→ TASK TO CARRY OUT
Make an exact copy of the data below, leaving out every picture.

━━━━━ SUPPLIED MATERIAL

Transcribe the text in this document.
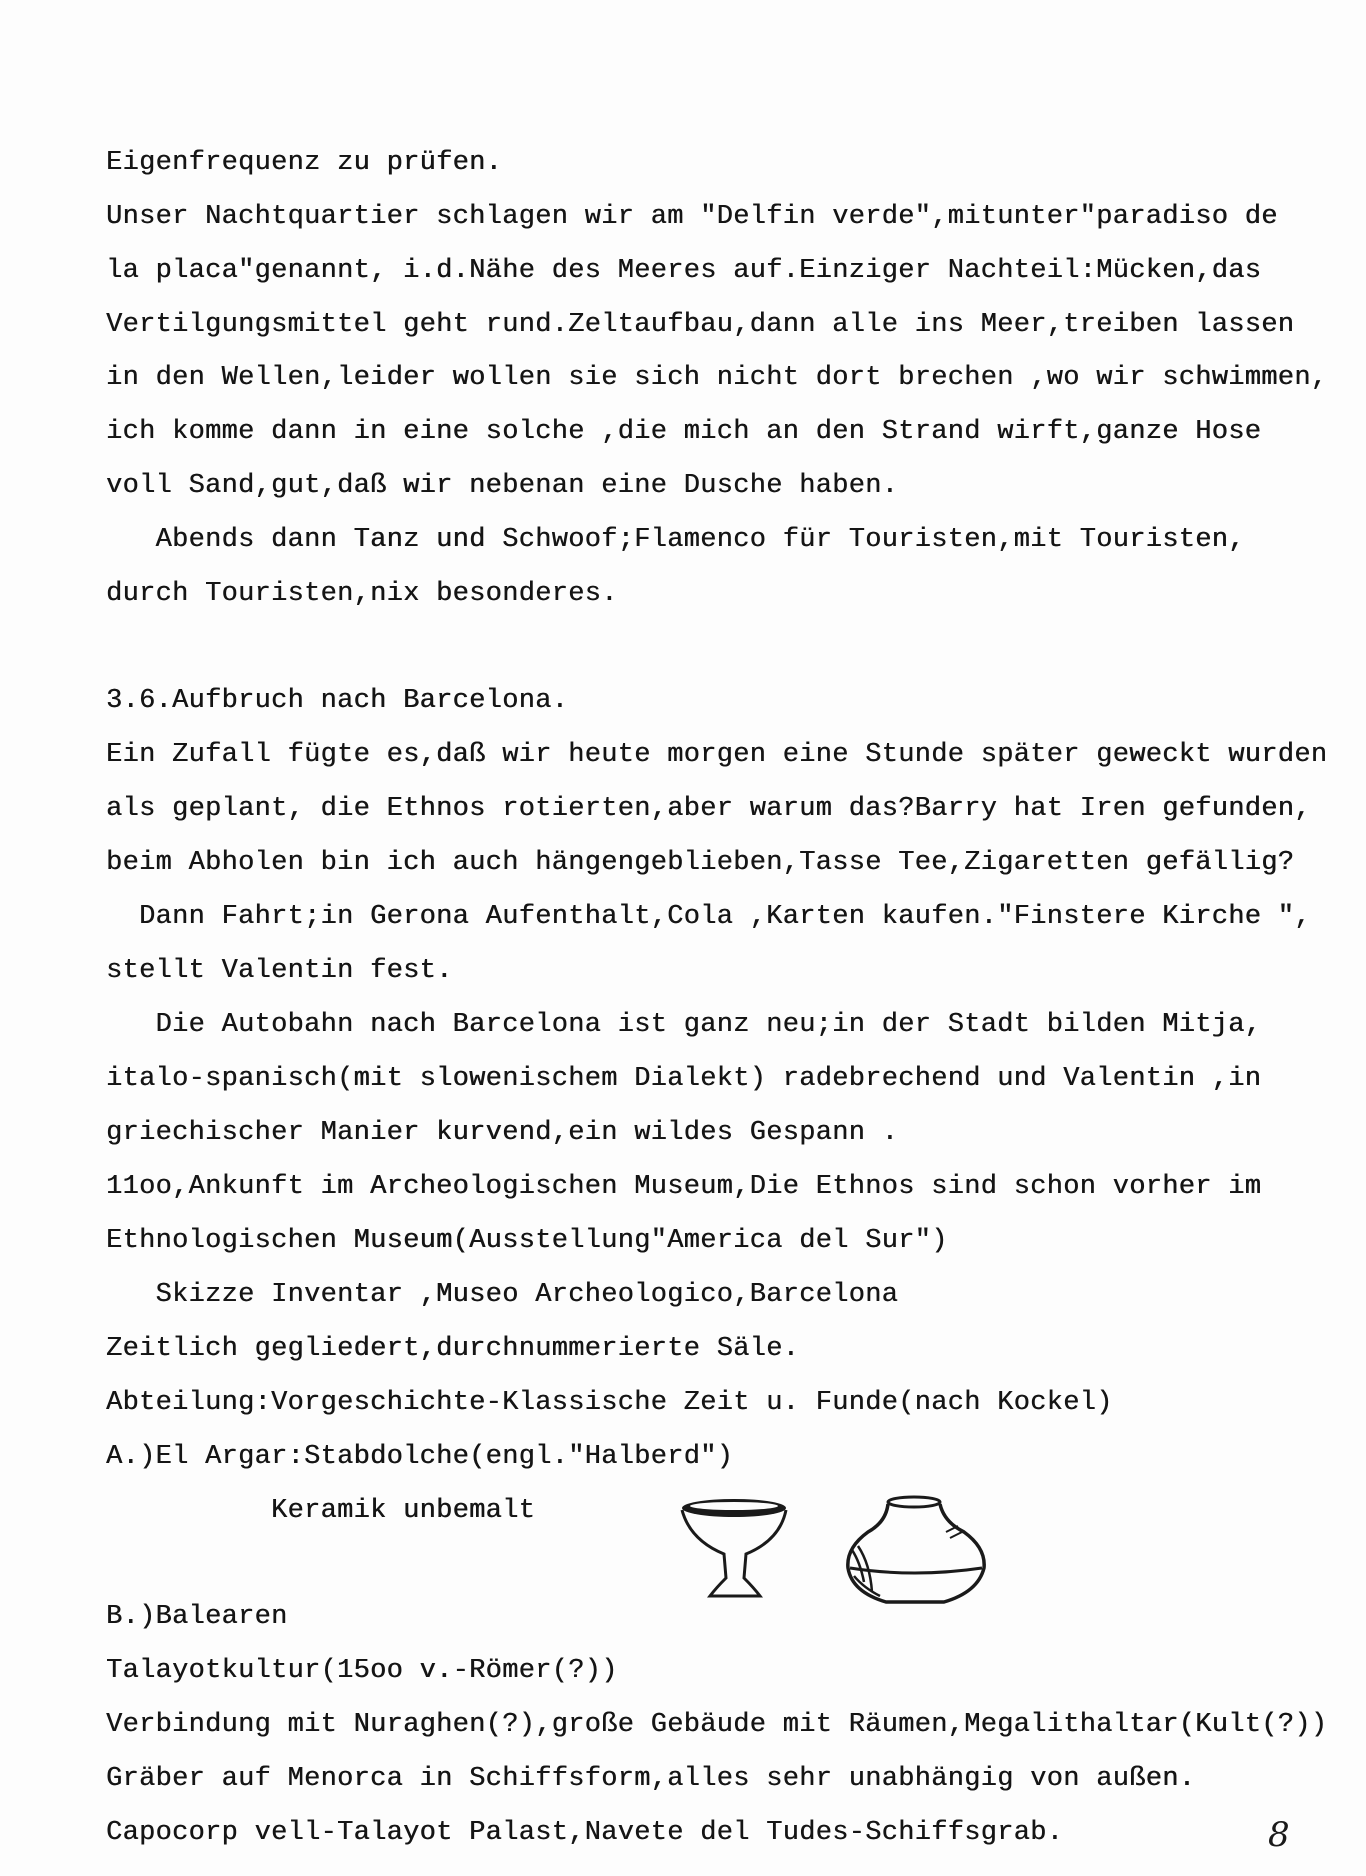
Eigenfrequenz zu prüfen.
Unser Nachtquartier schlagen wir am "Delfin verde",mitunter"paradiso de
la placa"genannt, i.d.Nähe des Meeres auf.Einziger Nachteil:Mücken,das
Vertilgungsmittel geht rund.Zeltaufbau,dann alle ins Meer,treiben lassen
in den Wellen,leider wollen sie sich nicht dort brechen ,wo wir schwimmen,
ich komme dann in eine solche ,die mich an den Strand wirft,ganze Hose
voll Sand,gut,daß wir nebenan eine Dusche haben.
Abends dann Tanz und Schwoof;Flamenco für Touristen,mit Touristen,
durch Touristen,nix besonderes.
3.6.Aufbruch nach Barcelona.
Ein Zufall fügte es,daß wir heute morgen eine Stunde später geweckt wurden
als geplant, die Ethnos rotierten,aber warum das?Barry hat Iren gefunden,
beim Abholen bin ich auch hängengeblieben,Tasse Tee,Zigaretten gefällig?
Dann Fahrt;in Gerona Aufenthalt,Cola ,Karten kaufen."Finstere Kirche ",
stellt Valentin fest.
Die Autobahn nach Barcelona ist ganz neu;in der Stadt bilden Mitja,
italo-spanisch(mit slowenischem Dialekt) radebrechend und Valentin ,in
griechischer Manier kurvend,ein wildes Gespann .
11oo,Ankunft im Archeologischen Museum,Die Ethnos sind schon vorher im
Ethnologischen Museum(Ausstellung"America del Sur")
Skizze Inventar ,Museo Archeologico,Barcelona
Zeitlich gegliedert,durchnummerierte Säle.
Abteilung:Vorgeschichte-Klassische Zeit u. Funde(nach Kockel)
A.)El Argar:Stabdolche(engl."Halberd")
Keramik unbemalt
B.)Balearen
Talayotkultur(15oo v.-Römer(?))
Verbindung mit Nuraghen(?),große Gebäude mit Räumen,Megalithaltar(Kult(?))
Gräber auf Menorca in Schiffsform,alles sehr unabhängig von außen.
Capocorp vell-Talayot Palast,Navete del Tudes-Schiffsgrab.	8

━━━━━━━━━━

→ OUTPUT OF THE TASK
Transcribe the text in this document.
Eigenfrequenz zu prüfen.
Unser Nachtquartier schlagen wir am "Delfin verde",mitunter"paradiso de
la placa"genannt, i.d.Nähe des Meeres auf.Einziger Nachteil:Mücken,das
Vertilgungsmittel geht rund.Zeltaufbau,dann alle ins Meer,treiben lassen
in den Wellen,leider wollen sie sich nicht dort brechen ,wo wir schwimmen,
ich komme dann in eine solche ,die mich an den Strand wirft,ganze Hose
voll Sand,gut,daß wir nebenan eine Dusche haben.
Abends dann Tanz und Schwoof;Flamenco für Touristen,mit Touristen,
durch Touristen,nix besonderes.
3.6.Aufbruch nach Barcelona.
Ein Zufall fügte es,daß wir heute morgen eine Stunde später geweckt wurden
als geplant, die Ethnos rotierten,aber warum das?Barry hat Iren gefunden,
beim Abholen bin ich auch hängengeblieben,Tasse Tee,Zigaretten gefällig?
Dann Fahrt;in Gerona Aufenthalt,Cola ,Karten kaufen."Finstere Kirche ",
stellt Valentin fest.
Die Autobahn nach Barcelona ist ganz neu;in der Stadt bilden Mitja,
italo-spanisch(mit slowenischem Dialekt) radebrechend und Valentin ,in
griechischer Manier kurvend,ein wildes Gespann .
11oo,Ankunft im Archeologischen Museum,Die Ethnos sind schon vorher im
Ethnologischen Museum(Ausstellung"America del Sur")
Skizze Inventar ,Museo Archeologico,Barcelona
Zeitlich gegliedert,durchnummerierte Säle.
Abteilung:Vorgeschichte-Klassische Zeit u. Funde(nach Kockel)
A.)El Argar:Stabdolche(engl."Halberd")
Keramik unbemalt
B.)Balearen
Talayotkultur(15oo v.-Römer(?))
Verbindung mit Nuraghen(?),große Gebäude mit Räumen,Megalithaltar(Kult(?))
Gräber auf Menorca in Schiffsform,alles sehr unabhängig von außen.
Capocorp vell-Talayot Palast,Navete del Tudes-Schiffsgrab.	8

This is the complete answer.